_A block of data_
◆ ◆ ◆ ◆ ◆

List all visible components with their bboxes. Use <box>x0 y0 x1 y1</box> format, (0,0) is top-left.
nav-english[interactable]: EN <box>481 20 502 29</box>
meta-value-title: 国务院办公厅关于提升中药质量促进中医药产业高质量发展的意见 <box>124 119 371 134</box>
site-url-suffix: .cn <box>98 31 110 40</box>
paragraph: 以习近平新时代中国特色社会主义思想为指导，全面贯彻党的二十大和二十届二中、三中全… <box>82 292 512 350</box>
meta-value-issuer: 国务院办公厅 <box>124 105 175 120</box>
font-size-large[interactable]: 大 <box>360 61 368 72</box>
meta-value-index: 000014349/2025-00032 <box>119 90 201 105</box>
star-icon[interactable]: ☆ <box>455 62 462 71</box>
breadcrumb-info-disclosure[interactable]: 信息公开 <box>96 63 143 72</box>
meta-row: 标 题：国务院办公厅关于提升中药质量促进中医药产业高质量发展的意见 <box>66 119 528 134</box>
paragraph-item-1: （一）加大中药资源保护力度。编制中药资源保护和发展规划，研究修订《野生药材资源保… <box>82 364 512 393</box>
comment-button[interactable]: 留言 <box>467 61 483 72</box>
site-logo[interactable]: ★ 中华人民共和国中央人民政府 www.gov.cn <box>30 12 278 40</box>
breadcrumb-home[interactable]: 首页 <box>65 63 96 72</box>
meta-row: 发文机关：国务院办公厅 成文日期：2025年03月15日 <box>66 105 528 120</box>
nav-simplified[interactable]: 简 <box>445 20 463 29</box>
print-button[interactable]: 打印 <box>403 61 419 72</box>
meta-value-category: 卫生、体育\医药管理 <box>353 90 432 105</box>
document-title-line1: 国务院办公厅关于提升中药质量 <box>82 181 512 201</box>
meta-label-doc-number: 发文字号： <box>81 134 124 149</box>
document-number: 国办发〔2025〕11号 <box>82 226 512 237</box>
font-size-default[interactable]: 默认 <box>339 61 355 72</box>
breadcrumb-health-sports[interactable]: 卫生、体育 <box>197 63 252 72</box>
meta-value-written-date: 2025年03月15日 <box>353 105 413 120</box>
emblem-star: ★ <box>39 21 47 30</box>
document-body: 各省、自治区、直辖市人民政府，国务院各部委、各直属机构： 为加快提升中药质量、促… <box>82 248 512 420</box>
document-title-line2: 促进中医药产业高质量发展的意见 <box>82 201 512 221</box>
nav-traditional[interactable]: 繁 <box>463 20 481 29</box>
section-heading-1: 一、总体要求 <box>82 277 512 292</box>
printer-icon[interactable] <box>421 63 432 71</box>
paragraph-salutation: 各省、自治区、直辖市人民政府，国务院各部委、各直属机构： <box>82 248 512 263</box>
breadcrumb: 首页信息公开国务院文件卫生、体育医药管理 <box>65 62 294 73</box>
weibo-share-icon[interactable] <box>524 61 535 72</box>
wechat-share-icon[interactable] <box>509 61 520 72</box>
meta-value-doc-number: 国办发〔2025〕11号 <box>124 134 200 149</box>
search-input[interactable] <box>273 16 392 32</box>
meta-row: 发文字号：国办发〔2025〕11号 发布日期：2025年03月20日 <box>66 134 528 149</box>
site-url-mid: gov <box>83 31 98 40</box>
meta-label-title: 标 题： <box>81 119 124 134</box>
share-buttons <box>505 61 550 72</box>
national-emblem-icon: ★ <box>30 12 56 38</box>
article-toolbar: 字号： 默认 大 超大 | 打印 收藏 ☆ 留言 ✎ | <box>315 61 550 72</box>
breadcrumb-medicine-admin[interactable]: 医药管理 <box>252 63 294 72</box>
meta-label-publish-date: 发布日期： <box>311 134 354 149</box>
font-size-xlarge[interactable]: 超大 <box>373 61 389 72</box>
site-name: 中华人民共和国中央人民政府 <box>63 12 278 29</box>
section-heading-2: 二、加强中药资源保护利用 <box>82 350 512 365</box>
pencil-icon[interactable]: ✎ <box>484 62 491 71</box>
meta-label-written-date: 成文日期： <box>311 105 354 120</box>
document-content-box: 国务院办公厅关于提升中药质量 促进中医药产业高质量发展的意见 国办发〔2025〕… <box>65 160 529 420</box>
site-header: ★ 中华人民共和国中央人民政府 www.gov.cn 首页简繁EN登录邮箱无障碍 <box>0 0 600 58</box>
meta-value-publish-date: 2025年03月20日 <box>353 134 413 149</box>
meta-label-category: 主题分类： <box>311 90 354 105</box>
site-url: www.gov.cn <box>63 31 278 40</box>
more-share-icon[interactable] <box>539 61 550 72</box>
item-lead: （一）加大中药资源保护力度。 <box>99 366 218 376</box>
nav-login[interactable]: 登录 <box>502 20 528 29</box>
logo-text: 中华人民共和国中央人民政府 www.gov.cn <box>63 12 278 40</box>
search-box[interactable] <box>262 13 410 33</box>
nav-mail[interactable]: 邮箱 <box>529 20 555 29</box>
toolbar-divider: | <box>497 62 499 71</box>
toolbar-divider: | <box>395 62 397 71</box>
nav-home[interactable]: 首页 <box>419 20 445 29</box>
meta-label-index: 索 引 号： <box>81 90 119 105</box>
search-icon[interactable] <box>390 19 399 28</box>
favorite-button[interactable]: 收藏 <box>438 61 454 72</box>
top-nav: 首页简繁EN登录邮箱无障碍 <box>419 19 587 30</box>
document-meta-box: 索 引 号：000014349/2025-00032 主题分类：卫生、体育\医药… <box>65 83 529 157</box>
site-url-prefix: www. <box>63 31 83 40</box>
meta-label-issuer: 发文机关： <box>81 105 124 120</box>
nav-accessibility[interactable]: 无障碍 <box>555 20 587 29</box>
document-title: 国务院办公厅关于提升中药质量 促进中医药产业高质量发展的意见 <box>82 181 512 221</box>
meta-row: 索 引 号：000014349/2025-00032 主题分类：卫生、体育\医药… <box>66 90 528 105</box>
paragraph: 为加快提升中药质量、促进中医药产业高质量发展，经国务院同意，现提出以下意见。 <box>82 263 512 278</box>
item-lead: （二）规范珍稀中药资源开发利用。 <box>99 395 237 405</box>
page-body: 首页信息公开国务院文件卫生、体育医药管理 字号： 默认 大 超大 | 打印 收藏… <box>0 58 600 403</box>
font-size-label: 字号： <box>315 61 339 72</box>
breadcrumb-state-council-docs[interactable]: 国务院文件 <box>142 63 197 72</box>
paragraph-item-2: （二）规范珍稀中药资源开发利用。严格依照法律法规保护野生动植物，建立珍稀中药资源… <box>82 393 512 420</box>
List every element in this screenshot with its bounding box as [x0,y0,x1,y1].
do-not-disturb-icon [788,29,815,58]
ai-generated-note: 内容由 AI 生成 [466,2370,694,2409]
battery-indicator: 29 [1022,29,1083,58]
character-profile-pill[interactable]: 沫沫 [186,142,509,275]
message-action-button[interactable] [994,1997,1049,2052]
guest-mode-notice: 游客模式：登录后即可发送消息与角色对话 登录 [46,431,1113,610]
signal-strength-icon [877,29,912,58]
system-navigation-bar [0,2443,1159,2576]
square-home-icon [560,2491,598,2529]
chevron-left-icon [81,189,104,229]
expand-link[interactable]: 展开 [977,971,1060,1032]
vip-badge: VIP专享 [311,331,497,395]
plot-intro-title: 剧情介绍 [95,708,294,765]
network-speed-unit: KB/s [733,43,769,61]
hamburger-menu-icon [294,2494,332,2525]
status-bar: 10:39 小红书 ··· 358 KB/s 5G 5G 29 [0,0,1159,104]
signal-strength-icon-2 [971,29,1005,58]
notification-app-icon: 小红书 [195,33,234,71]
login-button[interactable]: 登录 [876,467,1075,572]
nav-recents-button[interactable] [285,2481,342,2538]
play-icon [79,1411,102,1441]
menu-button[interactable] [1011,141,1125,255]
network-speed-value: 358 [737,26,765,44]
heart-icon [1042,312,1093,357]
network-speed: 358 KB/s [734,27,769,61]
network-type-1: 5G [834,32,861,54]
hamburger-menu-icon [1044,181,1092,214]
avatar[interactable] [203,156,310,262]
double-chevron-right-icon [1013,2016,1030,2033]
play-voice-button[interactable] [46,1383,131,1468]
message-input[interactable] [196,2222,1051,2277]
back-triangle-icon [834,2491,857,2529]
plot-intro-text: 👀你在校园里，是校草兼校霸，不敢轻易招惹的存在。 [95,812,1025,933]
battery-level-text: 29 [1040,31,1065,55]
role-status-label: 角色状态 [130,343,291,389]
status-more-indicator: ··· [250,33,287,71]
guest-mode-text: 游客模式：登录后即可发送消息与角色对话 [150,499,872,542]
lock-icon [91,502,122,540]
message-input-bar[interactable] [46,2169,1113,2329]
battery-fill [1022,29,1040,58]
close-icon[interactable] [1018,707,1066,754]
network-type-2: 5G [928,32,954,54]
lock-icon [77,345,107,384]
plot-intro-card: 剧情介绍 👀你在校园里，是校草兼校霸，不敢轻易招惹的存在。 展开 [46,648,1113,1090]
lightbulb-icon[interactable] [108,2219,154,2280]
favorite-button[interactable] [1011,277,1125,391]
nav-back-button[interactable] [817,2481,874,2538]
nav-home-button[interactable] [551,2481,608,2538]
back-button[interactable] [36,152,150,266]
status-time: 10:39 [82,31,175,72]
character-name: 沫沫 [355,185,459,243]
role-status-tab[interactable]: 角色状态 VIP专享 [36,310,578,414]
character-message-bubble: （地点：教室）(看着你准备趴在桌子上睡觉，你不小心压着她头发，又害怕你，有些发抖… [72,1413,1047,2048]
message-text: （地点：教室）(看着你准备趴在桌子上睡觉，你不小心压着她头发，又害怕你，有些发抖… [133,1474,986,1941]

◆ ◆ ◆ ◆ ◆

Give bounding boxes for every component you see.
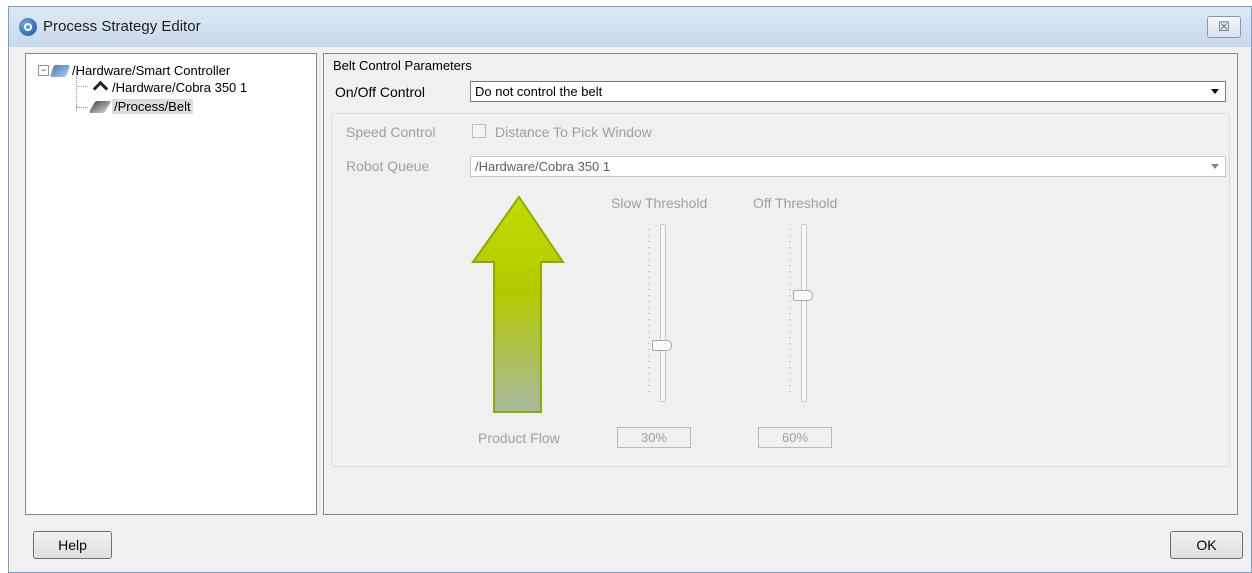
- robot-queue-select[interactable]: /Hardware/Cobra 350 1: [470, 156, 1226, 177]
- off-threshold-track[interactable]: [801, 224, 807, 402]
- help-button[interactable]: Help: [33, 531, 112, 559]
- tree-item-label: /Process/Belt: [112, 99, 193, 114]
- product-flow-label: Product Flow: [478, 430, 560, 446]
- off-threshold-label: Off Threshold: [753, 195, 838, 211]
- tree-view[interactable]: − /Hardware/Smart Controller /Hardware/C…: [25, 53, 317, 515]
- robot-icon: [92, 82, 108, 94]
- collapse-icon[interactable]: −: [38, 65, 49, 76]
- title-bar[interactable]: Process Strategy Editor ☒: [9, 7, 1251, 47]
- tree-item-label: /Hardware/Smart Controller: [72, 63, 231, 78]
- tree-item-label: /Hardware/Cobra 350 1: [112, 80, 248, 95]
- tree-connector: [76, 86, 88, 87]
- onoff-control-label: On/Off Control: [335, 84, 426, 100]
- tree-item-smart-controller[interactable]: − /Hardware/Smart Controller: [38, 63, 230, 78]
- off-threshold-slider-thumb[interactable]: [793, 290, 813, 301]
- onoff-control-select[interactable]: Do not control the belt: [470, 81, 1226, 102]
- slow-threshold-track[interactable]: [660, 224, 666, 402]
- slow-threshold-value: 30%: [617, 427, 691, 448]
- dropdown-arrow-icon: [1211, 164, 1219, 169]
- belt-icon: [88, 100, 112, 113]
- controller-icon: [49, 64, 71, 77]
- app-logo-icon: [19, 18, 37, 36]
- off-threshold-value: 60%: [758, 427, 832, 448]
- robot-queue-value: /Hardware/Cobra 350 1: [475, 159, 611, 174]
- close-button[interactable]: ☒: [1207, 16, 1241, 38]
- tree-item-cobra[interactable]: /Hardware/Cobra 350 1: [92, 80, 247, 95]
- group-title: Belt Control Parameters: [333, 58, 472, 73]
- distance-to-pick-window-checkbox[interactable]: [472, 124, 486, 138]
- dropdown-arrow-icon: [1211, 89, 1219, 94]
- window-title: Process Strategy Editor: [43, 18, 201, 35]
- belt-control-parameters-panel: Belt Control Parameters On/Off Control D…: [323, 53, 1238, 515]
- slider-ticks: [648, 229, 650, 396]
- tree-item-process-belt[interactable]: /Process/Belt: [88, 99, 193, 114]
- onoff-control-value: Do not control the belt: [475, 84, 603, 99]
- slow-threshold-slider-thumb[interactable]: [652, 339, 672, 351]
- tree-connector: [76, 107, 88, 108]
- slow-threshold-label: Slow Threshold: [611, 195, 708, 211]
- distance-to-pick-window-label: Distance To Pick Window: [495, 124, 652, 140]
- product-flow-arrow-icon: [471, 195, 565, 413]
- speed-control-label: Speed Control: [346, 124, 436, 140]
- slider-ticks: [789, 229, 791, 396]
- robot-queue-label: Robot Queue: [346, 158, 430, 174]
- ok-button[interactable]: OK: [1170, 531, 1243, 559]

◆ ◆ ◆ ◆ ◆

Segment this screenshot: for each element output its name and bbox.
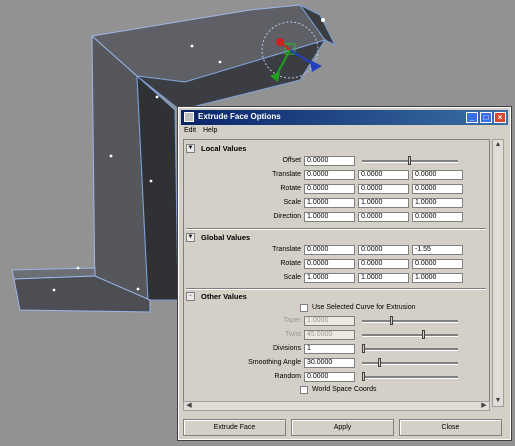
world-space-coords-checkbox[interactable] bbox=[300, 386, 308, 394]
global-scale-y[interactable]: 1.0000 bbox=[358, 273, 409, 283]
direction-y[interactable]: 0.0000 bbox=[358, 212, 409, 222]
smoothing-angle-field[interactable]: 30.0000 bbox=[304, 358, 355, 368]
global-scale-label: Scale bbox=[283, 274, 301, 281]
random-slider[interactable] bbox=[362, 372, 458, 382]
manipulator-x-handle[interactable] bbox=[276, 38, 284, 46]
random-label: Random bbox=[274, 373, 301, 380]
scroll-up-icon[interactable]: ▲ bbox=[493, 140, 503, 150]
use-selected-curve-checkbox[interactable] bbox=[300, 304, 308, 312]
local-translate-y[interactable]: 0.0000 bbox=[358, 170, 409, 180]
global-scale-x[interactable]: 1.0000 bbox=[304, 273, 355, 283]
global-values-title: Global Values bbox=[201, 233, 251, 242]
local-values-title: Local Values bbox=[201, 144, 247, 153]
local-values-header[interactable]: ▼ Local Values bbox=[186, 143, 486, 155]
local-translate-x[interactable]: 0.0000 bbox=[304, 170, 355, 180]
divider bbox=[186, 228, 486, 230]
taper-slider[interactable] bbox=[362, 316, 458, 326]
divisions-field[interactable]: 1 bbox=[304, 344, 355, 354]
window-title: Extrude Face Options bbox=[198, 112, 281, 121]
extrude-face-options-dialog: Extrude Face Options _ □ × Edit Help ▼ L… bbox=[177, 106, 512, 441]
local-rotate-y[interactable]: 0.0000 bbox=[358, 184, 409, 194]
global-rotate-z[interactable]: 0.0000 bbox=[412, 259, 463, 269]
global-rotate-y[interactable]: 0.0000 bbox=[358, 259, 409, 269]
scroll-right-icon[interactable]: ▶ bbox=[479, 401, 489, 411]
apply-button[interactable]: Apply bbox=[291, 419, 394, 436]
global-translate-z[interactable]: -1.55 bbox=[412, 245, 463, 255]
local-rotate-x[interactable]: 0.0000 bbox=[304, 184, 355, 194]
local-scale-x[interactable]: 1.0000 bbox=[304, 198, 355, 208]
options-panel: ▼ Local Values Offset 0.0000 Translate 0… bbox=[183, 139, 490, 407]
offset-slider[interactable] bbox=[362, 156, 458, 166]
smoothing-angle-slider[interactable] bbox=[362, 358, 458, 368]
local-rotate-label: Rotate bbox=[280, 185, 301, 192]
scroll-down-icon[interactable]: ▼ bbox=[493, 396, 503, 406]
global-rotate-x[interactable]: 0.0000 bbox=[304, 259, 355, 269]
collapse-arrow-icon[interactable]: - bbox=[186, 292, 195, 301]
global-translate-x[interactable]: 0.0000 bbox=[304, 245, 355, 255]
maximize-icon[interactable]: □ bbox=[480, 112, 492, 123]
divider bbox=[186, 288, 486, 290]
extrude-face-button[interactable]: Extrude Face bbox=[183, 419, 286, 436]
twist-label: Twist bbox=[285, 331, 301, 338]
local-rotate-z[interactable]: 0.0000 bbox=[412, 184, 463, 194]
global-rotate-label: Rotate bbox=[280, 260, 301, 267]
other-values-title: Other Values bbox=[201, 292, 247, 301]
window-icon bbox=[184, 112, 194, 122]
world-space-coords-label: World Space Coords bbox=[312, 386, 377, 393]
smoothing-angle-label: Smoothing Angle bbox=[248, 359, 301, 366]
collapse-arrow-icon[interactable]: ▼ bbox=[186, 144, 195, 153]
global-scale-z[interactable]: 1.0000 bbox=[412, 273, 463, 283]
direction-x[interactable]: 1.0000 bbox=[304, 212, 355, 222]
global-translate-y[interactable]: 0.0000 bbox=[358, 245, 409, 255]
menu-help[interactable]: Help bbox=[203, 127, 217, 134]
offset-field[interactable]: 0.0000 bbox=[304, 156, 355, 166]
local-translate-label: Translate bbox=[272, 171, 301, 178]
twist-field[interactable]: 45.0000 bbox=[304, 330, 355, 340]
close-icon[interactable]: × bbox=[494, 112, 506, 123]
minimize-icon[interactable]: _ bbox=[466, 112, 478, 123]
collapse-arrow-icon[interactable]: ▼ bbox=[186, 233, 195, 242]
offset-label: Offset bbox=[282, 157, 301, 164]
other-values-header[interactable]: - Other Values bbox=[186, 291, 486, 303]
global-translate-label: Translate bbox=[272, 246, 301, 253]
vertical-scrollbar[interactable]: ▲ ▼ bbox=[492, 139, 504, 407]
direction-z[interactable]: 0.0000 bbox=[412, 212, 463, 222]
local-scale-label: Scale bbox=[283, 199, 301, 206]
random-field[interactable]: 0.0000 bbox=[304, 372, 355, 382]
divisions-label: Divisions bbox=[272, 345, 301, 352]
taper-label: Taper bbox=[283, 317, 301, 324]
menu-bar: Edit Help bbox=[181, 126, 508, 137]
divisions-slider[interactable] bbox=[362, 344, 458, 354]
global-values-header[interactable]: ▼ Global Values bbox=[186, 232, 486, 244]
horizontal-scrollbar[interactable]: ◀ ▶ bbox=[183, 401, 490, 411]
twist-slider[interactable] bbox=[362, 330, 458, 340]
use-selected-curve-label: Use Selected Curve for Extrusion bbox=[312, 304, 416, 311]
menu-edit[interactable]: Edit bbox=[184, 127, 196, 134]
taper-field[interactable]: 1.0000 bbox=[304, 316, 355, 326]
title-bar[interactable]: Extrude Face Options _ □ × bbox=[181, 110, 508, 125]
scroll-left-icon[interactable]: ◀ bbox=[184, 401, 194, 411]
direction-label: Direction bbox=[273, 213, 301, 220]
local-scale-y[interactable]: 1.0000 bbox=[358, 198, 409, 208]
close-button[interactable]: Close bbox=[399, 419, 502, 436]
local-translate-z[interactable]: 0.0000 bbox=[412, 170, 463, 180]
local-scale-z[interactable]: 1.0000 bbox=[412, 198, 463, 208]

◆ ◆ ◆ ◆ ◆

_WHAT YOU HAVE TO DO_
Reproduce the lines above without any change, starting at the line with "- robot-queue-select[interactable]: /Hardware/Cobra" and ending at the line with "- collapse-icon[interactable]: −: [38, 65, 49, 76]", with both of those lines included.

_OUTPUT FOR THIS EXERCISE_
- robot-queue-select[interactable]: /Hardware/Cobra 350 1: [470, 156, 1226, 177]
- off-threshold-track[interactable]: [801, 224, 807, 402]
- help-button[interactable]: Help: [33, 531, 112, 559]
- tree-item-label: /Process/Belt: [112, 99, 193, 114]
- product-flow-label: Product Flow: [478, 430, 560, 446]
- off-threshold-label: Off Threshold: [753, 195, 838, 211]
- tree-view[interactable]: − /Hardware/Smart Controller /Hardware/C…: [25, 53, 317, 515]
- robot-icon: [92, 82, 108, 94]
- collapse-icon[interactable]: −: [38, 65, 49, 76]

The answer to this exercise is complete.